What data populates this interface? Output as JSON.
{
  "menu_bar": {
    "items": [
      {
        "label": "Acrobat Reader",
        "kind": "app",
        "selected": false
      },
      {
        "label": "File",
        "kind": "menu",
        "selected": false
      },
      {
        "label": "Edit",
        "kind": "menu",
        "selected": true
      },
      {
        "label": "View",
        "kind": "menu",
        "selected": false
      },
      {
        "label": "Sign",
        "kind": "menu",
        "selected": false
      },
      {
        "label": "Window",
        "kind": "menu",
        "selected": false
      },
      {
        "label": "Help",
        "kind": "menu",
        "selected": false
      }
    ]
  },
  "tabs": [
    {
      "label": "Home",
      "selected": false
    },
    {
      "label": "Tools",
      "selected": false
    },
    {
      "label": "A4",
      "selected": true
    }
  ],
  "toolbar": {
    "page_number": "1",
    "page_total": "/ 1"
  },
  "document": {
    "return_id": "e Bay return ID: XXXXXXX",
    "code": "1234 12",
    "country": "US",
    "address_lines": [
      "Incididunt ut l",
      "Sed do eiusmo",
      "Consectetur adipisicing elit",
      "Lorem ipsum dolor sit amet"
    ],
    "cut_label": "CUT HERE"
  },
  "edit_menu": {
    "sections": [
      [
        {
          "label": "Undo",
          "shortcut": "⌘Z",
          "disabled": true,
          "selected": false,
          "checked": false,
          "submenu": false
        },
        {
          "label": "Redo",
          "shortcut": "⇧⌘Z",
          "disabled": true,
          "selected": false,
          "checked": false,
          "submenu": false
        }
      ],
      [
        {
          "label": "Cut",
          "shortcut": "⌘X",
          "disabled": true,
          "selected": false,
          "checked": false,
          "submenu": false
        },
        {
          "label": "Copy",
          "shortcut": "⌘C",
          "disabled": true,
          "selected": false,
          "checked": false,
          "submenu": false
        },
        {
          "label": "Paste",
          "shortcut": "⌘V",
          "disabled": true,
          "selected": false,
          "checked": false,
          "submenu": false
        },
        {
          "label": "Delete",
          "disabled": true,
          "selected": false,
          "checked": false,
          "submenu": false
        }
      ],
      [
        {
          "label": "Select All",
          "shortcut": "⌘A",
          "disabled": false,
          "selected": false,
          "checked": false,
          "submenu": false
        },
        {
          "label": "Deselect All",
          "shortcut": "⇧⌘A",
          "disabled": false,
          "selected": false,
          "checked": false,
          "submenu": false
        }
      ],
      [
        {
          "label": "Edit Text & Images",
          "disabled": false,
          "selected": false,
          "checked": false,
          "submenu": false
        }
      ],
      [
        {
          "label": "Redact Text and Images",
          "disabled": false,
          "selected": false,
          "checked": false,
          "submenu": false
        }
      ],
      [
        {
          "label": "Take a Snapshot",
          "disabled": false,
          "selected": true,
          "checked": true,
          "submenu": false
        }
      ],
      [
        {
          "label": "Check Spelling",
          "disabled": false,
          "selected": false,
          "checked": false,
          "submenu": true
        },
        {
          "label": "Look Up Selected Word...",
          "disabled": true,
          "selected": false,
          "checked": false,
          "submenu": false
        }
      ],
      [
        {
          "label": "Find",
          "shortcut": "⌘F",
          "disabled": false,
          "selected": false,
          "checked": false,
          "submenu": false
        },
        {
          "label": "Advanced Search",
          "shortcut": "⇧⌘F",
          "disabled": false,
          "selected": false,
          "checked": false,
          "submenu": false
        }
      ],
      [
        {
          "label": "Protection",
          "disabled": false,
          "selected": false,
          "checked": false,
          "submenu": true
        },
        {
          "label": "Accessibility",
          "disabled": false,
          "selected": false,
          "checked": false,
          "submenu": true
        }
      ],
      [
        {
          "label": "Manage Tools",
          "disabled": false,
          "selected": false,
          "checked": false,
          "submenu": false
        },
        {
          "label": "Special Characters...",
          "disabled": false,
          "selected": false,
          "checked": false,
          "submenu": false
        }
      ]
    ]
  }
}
◆ ◆ ◆ ◆
EXERCISE AIM :: Isolate each line of the listing above that includes "Images". Copy it.

RESULT BELOW ::
          "label": "Edit Text & Images",
          "label": "Redact Text and Images",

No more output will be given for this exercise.